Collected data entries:
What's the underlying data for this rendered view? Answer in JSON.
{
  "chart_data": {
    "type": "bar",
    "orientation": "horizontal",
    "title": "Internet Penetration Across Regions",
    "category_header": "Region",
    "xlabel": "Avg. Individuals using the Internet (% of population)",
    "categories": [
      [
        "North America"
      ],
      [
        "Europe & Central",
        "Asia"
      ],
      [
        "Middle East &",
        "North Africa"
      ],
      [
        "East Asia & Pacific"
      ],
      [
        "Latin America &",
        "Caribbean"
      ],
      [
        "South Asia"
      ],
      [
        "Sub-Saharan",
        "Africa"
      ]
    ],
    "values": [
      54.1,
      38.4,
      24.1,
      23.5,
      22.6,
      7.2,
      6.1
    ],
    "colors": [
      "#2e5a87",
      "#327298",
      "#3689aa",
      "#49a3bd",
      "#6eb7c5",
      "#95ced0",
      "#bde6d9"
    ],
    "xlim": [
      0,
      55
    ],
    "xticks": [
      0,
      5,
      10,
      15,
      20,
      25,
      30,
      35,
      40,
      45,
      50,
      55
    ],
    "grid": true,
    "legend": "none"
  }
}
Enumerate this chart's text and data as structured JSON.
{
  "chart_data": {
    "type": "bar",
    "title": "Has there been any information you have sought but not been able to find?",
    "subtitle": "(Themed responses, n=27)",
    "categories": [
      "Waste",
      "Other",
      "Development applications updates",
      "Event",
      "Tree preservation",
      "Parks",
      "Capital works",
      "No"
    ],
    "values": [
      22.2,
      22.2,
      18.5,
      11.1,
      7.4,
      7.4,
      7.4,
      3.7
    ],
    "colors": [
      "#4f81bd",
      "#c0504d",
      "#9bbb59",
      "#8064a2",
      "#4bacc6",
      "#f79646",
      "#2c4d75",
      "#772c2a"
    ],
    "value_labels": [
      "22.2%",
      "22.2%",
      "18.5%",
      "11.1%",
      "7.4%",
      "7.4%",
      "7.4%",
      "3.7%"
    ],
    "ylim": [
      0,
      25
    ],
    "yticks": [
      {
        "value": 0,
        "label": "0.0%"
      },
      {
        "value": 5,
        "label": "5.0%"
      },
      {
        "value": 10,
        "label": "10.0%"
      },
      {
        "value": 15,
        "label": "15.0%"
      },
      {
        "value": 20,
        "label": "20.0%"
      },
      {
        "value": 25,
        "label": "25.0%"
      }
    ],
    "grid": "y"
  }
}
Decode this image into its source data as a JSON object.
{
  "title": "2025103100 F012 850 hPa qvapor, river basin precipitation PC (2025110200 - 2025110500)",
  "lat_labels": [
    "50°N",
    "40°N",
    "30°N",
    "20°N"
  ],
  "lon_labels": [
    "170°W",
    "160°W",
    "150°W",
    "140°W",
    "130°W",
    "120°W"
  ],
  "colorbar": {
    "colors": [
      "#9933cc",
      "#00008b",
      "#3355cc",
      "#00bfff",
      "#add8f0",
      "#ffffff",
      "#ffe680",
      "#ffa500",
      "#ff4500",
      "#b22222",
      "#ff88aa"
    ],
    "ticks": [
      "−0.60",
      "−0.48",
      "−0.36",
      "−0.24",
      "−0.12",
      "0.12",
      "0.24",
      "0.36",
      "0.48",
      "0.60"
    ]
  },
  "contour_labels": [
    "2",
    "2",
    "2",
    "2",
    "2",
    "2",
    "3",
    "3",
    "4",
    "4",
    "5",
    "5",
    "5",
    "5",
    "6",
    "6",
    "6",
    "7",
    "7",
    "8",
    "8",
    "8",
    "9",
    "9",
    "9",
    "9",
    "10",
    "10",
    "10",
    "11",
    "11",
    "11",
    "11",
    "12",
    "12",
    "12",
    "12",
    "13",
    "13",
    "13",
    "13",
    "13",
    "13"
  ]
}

OBJECTIVE =
Copy out every line holding the string "Internet".

EXERCISE SOLUTION =
    "title": "Internet Penetration Across Regions",
    "xlabel": "Avg. Individuals using the Internet (% of population)",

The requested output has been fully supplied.